- Given instruction
Output all of the records exactly as written.

- Dataset entries
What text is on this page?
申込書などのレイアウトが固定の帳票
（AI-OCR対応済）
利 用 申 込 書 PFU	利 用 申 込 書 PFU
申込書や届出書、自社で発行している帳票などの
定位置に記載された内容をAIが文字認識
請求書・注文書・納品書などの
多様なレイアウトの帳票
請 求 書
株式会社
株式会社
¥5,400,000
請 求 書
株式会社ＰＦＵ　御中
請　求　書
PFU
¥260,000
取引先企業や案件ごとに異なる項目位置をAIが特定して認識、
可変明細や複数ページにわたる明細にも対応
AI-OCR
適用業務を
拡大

- Reply
What text is on this page?
申込書などのレイアウトが固定の帳票
（AI-OCR対応済）
利 用 申 込 書 PFU	利 用 申 込 書 PFU
申込書や届出書、自社で発行している帳票などの
定位置に記載された内容をAIが文字認識
請求書・注文書・納品書などの
多様なレイアウトの帳票
請 求 書
株式会社
株式会社
¥5,400,000
請 求 書
株式会社ＰＦＵ　御中
請　求　書
PFU
¥260,000
取引先企業や案件ごとに異なる項目位置をAIが特定して認識、
可変明細や複数ページにわたる明細にも対応
AI-OCR
適用業務を
拡大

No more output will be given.